[DOCUMENT EXTRACT]:
Section 3.2                                       Authority .  (a) The Company has full corporate power and authority to execute and deliver this Agreement and each Ancillary Agreement to be executed by the Company and to perform its obligations hereunder and thereunder and to consummate the transactions contemplated hereby and thereby, and (b) the execution and delivery by the Company of this Agreement and each Ancillary Agreement to be executed by the Company and the consummation by the Company of the transactions contemplated hereby and thereby have been duly and validly authorized by all necessary corporate action.  This Agreement has been, and each of the Ancillary Agreements to be executed by the Company will be at or prior to Closing, duly executed and delivered by the Company.  This Agreement constitutes, and each of the Ancillary Agreements when so executed and delivered will constitute, the legal, valid and binding obligation of the Company, enforceable against the Company in accordance with its terms, except as enforcement may be limited by applicable bankruptcy, insolvency, reorganization, moratorium or similar laws affecting creditors’ rights generally and by general principles of equity (regardless of whether considered in a proceeding in equity or at law).

 

Section 3.3                                       Subsidiaries and Investments .  Except as set forth in Schedule 3.3 of the Disclosure Schedules, (a) the Company does not have any Subsidiaries, (b) the Company does not own, directly or indirectly, any equity or other ownership interest in any corporation, partnership, joint venture or other entity or enterprise or any other securities or investments of any type and (c) the Company is not subject to any obligation or requirement to provide funds to or make any investment (in the form of a loan, capital contribution or otherwise) in any such entity referred to in this sentence or otherwise.  The outstanding shares of capital stock or equity interests of each Subsidiary of the Company are validly issued, fully paid and nonassessable and were not issued in violation of any preemptive or similar rights.  There are no outstanding obligations, options, warrants, convertible securities or other rights, agreements, arrangements or commitments of any kind relating to the capital stock of the Subsidiaries or obligating the Company to issue or sell any shares of capital stock of, or any other interest in, the Subsidiaries.  Except as set forth in Schedule 3.3 of the Disclosure Schedules, the Company owns, directly or indirectly, 100% of the common stock or equity securities of each Subsidiary.

[WHAT THE TASK ASKS]:
Please rewrite the paragraph of the agreement excerpt that begins "Section 3.3 Subsidiaries and Investments" as a brief list that keeps its main facts. The listing plays no part in this.

[SUPPLIED DATA]:
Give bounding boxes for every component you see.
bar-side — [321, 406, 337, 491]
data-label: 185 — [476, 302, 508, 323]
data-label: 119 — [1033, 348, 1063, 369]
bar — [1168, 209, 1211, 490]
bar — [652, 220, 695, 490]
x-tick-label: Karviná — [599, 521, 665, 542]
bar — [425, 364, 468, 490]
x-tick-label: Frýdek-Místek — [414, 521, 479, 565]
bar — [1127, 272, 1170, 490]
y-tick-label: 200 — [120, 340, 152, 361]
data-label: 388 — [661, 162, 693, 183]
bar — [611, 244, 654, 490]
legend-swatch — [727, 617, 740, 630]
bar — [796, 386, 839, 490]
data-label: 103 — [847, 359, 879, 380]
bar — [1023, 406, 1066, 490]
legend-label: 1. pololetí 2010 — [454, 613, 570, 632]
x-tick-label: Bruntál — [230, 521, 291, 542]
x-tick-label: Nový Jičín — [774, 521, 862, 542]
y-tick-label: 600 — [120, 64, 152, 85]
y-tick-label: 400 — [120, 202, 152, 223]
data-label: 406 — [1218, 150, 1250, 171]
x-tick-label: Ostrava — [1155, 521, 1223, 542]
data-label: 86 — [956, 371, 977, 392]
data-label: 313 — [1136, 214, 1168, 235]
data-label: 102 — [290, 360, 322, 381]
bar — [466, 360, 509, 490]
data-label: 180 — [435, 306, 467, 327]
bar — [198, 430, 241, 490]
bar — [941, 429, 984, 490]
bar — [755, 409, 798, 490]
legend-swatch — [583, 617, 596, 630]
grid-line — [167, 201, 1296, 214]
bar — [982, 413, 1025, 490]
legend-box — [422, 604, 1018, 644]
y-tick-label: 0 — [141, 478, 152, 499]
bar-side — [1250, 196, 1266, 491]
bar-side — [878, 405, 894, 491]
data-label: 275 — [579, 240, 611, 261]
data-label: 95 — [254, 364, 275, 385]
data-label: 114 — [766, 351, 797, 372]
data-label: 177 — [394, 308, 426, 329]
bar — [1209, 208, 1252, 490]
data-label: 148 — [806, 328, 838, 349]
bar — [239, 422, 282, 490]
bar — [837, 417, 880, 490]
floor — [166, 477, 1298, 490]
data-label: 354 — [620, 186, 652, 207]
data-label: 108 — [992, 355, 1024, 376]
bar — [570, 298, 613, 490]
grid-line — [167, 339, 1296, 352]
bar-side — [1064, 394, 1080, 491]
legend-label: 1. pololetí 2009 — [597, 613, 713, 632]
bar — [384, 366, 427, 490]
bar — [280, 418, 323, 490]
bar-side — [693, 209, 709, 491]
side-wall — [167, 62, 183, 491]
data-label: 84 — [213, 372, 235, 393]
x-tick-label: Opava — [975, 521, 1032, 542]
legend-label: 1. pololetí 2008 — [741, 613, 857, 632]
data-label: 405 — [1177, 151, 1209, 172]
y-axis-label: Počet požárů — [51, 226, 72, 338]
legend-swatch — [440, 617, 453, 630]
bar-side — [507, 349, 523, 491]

[EXERCISE RESPONSE]:
- Unless Schedule 3.3 of the Disclosure Schedules says otherwise, the Company has no Subsidiaries.
- Unless that schedule says otherwise, the Company owns no equity, ownership interest, securities or investments in any other entity, directly or indirectly.
- Unless that schedule says otherwise, the Company has no obligation to fund or invest in any such entity, whether by loan, capital contribution or otherwise.
- Each Subsidiary's outstanding shares or equity interests are validly issued, fully paid and nonassessable, and none were issued in violation of preemptive or similar rights.
- No outstanding options, warrants, convertible securities or other rights or commitments relate to the Subsidiaries' capital stock or require the Company to issue or sell any interest in them.
- Unless Schedule 3.3 says otherwise, the Company owns, directly or indirectly, 100% of the common stock or equity securities of each Subsidiary.